**YOUR INSTRUCTIONS**
Please return the full listing below without altering anything.

[Dataset entries]

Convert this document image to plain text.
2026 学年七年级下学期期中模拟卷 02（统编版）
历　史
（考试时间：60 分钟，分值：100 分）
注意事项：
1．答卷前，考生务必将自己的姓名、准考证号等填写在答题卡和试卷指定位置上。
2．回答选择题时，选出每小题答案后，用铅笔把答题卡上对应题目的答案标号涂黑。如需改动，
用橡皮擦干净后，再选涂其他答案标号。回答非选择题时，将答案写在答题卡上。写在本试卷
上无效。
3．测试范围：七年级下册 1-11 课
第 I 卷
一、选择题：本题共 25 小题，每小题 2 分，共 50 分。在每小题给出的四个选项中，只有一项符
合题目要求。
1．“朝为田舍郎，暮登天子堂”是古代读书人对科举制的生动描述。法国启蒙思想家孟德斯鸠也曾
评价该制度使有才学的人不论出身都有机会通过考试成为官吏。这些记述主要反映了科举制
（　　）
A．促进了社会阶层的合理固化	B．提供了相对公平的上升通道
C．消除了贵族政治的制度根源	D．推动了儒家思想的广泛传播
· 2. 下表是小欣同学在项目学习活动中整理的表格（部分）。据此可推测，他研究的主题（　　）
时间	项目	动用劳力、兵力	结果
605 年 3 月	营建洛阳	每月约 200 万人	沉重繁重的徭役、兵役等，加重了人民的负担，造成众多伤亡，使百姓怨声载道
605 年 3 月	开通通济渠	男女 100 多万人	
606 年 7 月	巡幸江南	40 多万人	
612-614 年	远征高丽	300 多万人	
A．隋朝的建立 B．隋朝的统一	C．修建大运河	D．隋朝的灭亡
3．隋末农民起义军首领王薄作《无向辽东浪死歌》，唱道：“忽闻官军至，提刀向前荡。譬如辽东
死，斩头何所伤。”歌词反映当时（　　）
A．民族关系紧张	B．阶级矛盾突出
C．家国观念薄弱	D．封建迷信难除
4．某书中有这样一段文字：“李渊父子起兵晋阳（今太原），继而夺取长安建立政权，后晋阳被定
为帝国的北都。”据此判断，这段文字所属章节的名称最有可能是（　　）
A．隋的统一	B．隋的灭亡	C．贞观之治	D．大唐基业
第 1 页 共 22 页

**FULL SOLUTION**
Convert this document image to plain text.
2026 学年七年级下学期期中模拟卷 02（统编版）
历　史
（考试时间：60 分钟，分值：100 分）
注意事项：
1．答卷前，考生务必将自己的姓名、准考证号等填写在答题卡和试卷指定位置上。
2．回答选择题时，选出每小题答案后，用铅笔把答题卡上对应题目的答案标号涂黑。如需改动，
用橡皮擦干净后，再选涂其他答案标号。回答非选择题时，将答案写在答题卡上。写在本试卷
上无效。
3．测试范围：七年级下册 1-11 课
第 I 卷
一、选择题：本题共 25 小题，每小题 2 分，共 50 分。在每小题给出的四个选项中，只有一项符
合题目要求。
1．“朝为田舍郎，暮登天子堂”是古代读书人对科举制的生动描述。法国启蒙思想家孟德斯鸠也曾
评价该制度使有才学的人不论出身都有机会通过考试成为官吏。这些记述主要反映了科举制
（　　）
A．促进了社会阶层的合理固化	B．提供了相对公平的上升通道
C．消除了贵族政治的制度根源	D．推动了儒家思想的广泛传播
· 2. 下表是小欣同学在项目学习活动中整理的表格（部分）。据此可推测，他研究的主题（　　）
时间	项目	动用劳力、兵力	结果
605 年 3 月	营建洛阳	每月约 200 万人	沉重繁重的徭役、兵役等，加重了人民的负担，造成众多伤亡，使百姓怨声载道
605 年 3 月	开通通济渠	男女 100 多万人	
606 年 7 月	巡幸江南	40 多万人	
612-614 年	远征高丽	300 多万人	
A．隋朝的建立 B．隋朝的统一	C．修建大运河	D．隋朝的灭亡
3．隋末农民起义军首领王薄作《无向辽东浪死歌》，唱道：“忽闻官军至，提刀向前荡。譬如辽东
死，斩头何所伤。”歌词反映当时（　　）
A．民族关系紧张	B．阶级矛盾突出
C．家国观念薄弱	D．封建迷信难除
4．某书中有这样一段文字：“李渊父子起兵晋阳（今太原），继而夺取长安建立政权，后晋阳被定
为帝国的北都。”据此判断，这段文字所属章节的名称最有可能是（　　）
A．隋的统一	B．隋的灭亡	C．贞观之治	D．大唐基业
第 1 页 共 22 页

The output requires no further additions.